#### SUPPLIED TEXT
◇ ◇ ◇ ◇

Indeed, as the Italian economy developed, such dialogue – often harsh and bitter perhaps, yet always heartfelt – between social partners and their representatives, gave rise to decisions that led to the recovery and relaunch of the country, even during the hardest times.
Decisions related to industrial policy, to improve the competitive environment for the benefit of the company. Financial decisions, for market efficiency and transparency. And decisions about welfare, to reduce the impact of crises and change on people, workers, and their families, but also to safeguard skills useful to find work, such as the professionalism and expertise inherent in a certain job rather than just the old role attached to it.
The specific events concerning GKN and Giannetti, together with many other stories of corporate crisis, rest in the hands of the Ministry of Economic Development. And every crisis has its own roots, its peculiarities, its reasons and mistakes, but also scope – or lack thereof – for solutions.
Nevertheless, as Tronchetti points out, all crises share a common feature: a company’s responsibility towards the territories and communities from which it has drawn strength, knowledge, creativity and productive drive. And furthermore, a commitment to try and resolve the crisis, or at least a civilised way of dealing with its final stages when, once all attempts at recovery have failed, closing down becomes the only option. Social buffers will play their part.
Yet – here’s the crux of the matter – these buffers must be reformed, improved and made much more effective, especially at a time when the thrust of globalisation and the spread of new digital technologies are radically transforming economic contexts, businesses’ competitive characteristics, forms of labour and the organisation of products and services.
The Draghi government is aware of the need and urgency of such a reform: not ‘welfare-flavoured subsidies’, but rather investments to support vocational training, relocation, and to overcome the existing mismatch between employment supply and demand, and between companies failing to find the professional staff they need and workers ineffectually looking for work.
Let us therefore go back to industrial relations, dialogue, reforms, and corporate responsibility.
The theory and practice of economics say that every business has its own life cycle and that there are no “independent variables”, such as salary, unrelated to a company’s productivity and competitiveness (as unions had theorised and attempted to put into practice in the 1970s), or profit, if obsessively sought after within the short period of time that’s typical of financial speculation. Also, the stubborn holding on to a job when the company is no longer able to stay in business, or a public intervention to take over a company in crisis in spite of economic reasons (the disastrous experiences of EGAM and EFIM in the 1970s and 1980s, as well as those of some other municipalised companies, are a stark warning).
Yet, theory and practice have always shown how profit, salary, work and competitiveness can go well together in a company that invests in, innovates, follows – or, better still, anticipates – the market, implementing all changes (related to products, production, governance, marketing, communication) necessary to the evolution of consumption and customs, all within a context where industrial policy encourages innovation.
Here lies the crux of the crisis: in investments, in renewal, in a business culture attentive to change, competitive challenges in times of environmental and digital transition.
And a hasty WhatsApp dismissal has absolutely nothing to do with all this.

◇ ◇ ◇ ◇

#### YOUR OBJECTIVE
Mark each statement yes or no by whether the passage on corporate crises agrees with it, and quote the words that decide it. (a) The Draghi government favors welfare-flavored subsidies over investment in vocational training. (b) The events concerning GKN and Giannetti rest with the Ministry of Economic Development. (c) Tronchetti holds that crises have nothing in common with one another.

◇ ◇ ◇ ◇

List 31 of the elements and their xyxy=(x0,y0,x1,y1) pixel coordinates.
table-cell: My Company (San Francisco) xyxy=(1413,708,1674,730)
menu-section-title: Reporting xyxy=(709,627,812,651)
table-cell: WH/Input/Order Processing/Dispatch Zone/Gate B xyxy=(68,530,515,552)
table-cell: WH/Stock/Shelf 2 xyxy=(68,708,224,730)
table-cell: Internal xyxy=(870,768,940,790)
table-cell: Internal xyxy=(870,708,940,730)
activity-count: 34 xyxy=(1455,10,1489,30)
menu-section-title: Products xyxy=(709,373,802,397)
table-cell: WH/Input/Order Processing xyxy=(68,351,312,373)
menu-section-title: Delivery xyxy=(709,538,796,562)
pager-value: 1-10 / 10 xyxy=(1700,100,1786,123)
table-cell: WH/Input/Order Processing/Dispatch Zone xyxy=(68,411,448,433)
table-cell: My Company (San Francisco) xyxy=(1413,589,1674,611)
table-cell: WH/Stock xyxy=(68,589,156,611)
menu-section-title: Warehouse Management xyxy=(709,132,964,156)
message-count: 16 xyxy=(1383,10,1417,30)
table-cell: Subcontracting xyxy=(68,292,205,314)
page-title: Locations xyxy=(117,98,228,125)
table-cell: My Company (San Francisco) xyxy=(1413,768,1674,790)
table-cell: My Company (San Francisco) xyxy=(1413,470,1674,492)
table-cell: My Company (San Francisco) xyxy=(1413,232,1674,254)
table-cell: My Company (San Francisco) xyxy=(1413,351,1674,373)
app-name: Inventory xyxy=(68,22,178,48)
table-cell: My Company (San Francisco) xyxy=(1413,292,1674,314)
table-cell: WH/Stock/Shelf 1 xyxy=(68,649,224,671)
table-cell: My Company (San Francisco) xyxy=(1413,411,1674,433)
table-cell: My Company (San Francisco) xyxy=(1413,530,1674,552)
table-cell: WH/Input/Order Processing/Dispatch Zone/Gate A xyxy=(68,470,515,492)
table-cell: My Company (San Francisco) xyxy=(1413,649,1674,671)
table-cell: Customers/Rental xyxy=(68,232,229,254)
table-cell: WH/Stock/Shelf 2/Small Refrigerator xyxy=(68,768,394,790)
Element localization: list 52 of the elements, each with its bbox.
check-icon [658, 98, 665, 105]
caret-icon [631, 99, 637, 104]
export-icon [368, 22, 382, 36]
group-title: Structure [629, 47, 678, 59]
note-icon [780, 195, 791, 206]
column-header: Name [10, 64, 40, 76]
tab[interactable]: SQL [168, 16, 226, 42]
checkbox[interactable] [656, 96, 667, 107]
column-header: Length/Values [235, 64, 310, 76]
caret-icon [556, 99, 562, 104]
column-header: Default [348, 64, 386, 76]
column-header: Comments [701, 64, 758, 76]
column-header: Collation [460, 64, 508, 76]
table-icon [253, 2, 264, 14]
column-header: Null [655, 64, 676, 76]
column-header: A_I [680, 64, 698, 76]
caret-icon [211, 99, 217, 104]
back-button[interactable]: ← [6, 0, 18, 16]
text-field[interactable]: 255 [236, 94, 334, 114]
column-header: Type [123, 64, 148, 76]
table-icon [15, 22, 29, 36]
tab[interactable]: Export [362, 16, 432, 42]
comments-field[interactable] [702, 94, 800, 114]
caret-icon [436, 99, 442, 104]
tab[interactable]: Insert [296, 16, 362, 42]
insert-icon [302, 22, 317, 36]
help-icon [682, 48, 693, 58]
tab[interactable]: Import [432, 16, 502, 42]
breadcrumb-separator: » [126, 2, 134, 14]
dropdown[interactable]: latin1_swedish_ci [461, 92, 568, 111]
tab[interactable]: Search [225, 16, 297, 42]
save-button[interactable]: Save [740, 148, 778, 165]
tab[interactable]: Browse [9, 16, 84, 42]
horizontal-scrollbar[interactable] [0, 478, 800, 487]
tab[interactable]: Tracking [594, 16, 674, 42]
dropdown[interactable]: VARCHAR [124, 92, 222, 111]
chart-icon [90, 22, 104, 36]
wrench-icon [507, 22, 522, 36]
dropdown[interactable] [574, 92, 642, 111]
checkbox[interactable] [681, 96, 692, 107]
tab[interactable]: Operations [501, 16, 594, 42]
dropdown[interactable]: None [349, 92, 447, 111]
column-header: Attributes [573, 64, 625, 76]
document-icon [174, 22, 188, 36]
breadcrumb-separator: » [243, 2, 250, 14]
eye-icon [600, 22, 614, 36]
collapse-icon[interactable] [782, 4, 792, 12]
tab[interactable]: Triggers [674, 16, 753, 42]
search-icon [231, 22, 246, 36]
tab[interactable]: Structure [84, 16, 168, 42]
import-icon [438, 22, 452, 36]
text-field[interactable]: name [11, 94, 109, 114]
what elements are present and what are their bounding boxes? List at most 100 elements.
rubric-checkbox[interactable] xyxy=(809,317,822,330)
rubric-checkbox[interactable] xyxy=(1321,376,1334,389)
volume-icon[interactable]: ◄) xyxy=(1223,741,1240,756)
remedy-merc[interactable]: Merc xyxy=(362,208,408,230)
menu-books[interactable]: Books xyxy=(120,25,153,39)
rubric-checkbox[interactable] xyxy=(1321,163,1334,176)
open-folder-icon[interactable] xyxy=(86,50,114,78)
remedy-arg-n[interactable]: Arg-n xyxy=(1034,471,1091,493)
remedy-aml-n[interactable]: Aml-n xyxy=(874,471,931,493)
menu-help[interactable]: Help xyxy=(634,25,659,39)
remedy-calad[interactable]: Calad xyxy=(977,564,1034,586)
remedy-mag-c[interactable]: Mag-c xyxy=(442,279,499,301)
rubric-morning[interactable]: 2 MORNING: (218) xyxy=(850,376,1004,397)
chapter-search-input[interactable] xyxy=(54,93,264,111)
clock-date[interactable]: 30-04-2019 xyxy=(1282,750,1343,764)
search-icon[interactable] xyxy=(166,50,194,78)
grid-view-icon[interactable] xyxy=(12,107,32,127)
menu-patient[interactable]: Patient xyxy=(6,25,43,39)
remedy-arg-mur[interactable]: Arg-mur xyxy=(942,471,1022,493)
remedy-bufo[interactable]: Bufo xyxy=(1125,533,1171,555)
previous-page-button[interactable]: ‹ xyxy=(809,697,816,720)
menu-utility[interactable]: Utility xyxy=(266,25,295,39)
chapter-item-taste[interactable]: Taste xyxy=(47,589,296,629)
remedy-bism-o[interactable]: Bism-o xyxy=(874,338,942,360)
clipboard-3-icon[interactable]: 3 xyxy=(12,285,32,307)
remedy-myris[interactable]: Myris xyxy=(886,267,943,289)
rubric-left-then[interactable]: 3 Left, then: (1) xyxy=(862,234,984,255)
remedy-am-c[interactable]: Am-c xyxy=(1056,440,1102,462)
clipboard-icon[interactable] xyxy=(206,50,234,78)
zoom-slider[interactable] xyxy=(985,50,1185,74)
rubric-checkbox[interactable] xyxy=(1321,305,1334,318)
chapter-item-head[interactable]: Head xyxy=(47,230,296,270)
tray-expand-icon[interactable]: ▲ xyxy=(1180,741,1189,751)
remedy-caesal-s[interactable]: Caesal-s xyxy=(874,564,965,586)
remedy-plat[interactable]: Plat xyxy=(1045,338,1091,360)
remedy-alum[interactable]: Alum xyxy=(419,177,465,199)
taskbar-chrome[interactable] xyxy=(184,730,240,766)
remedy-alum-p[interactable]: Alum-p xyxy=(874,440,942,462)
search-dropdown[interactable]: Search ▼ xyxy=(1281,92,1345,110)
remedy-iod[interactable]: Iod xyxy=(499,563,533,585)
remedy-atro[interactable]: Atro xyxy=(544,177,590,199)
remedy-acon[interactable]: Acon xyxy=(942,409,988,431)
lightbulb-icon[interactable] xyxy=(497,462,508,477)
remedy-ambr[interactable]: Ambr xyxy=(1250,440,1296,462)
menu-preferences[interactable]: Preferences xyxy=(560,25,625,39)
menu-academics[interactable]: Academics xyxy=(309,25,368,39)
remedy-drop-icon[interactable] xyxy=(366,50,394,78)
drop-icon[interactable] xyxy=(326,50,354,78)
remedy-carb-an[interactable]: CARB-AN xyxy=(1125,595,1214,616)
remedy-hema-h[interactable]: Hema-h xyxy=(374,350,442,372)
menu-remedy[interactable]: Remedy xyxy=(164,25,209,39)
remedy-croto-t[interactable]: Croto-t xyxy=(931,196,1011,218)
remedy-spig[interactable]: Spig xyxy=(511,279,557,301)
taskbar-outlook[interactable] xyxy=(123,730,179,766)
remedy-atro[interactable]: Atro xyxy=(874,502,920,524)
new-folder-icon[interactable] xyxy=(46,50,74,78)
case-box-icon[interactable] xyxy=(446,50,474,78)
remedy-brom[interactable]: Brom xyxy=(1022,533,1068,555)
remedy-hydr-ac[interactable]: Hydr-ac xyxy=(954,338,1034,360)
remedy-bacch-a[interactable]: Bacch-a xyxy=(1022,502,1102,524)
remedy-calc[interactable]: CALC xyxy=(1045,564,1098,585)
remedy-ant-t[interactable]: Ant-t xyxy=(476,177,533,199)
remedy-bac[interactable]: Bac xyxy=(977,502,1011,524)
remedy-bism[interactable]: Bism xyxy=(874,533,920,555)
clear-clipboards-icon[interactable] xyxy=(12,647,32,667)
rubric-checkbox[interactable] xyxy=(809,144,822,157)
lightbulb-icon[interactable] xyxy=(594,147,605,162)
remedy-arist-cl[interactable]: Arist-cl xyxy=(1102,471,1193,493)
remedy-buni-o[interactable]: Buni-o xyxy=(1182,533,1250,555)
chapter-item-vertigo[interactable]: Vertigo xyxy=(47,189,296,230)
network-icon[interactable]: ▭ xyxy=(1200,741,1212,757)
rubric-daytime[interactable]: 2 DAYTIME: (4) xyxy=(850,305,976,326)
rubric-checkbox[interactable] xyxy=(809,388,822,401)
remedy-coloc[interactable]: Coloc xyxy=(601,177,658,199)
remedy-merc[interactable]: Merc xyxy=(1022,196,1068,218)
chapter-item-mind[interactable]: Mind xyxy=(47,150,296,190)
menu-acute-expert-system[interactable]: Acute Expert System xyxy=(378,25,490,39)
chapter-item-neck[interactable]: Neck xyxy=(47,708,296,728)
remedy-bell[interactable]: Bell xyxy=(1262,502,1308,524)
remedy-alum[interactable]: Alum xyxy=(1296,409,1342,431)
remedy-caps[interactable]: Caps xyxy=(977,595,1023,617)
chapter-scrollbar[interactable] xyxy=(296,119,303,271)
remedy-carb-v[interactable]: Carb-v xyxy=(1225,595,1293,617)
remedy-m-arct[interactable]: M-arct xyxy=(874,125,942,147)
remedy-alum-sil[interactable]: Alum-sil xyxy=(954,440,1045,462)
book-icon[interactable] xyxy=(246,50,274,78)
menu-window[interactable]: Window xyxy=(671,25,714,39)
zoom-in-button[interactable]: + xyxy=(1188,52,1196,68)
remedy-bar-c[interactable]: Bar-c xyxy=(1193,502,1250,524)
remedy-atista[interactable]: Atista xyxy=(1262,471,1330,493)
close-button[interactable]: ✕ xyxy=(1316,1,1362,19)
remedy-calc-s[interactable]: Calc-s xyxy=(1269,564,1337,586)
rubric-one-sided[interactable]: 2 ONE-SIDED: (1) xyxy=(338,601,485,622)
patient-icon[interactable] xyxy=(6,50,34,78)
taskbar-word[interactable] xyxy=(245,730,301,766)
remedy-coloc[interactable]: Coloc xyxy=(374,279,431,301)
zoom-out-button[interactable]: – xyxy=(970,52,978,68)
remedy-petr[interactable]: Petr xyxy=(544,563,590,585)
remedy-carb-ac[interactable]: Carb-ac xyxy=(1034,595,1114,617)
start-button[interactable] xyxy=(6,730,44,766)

◇ ◇ ◇ ◇

#### ANSWER TO THE PROBLEM
(a) No: "not ‘welfare-flavoured subsidies’, but rather investments to support vocational training"
(b) Yes: "The specific events concerning GKN and Giannetti, together with many other stories of corporate crisis, rest in the hands of the Ministry of Economic Development."
(c) No: "as Tronchetti points out, all crises share a common feature"